Stated problem:
Copy every line from the data below in which the string "structured" can be found.

Listed entries:
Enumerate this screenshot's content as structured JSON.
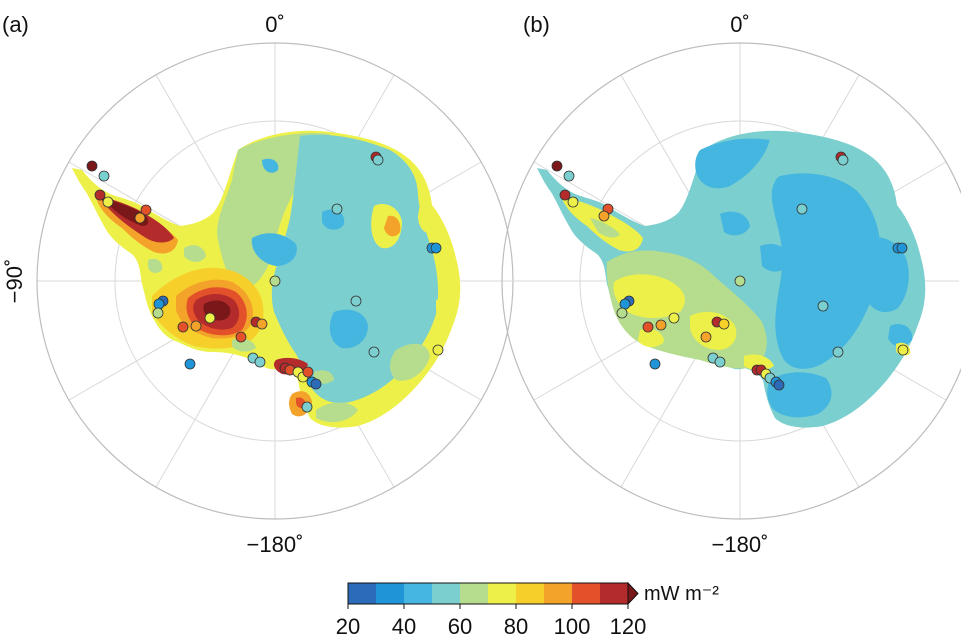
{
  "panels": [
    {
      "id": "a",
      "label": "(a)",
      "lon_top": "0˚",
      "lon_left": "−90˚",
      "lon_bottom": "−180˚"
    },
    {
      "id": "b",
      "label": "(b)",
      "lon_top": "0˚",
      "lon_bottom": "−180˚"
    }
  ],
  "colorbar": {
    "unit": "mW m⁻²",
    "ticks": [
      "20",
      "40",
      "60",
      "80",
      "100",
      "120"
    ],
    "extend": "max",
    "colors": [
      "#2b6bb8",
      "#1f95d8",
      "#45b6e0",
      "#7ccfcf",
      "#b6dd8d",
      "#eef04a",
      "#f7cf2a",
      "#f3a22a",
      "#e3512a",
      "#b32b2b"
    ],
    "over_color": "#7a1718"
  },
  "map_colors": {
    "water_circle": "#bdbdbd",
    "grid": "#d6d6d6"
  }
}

---

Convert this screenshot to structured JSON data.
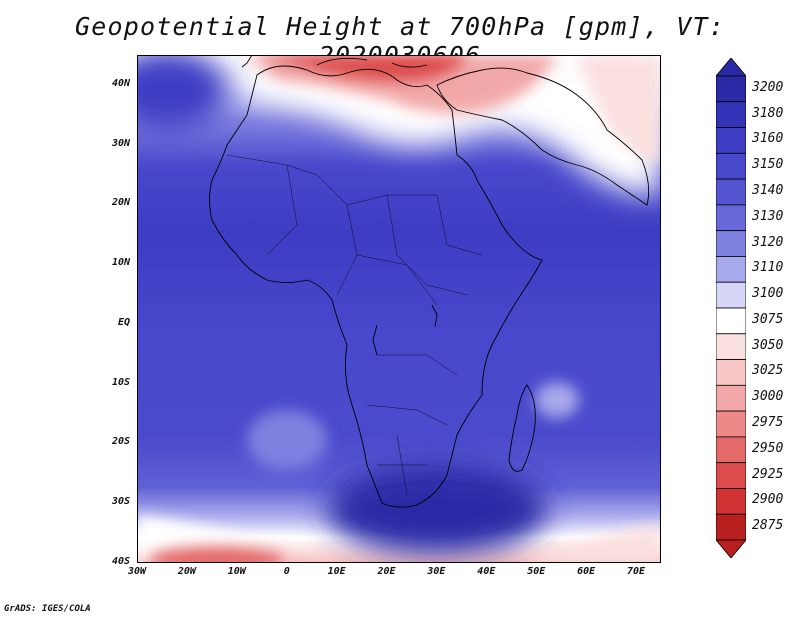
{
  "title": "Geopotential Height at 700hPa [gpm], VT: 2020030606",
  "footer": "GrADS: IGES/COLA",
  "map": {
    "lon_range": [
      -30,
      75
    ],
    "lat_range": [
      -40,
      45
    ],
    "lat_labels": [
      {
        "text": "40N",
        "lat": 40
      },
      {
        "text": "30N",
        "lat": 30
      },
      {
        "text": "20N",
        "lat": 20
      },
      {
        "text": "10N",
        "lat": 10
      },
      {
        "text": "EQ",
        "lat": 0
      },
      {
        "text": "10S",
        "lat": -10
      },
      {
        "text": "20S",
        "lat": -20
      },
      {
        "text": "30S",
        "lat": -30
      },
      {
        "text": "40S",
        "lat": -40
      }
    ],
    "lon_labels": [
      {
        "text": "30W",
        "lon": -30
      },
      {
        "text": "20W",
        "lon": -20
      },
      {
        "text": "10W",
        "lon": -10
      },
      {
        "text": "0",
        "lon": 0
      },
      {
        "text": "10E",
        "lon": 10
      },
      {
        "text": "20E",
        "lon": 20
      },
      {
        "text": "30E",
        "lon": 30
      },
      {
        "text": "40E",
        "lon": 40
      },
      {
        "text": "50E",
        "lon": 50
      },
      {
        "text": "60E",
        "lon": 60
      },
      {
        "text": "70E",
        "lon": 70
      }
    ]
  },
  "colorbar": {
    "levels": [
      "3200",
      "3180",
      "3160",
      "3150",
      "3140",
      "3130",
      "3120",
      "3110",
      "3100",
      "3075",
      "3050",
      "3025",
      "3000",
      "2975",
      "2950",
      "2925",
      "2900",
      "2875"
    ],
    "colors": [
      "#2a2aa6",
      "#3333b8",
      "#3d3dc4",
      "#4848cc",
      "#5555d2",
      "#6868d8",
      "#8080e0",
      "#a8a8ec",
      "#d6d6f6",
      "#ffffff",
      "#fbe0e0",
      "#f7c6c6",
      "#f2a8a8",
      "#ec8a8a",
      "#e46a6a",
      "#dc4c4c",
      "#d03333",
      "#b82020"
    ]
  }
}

Task answer:
Enumerate this screenshot's content as structured JSON.
Convert this screenshot to structured JSON data.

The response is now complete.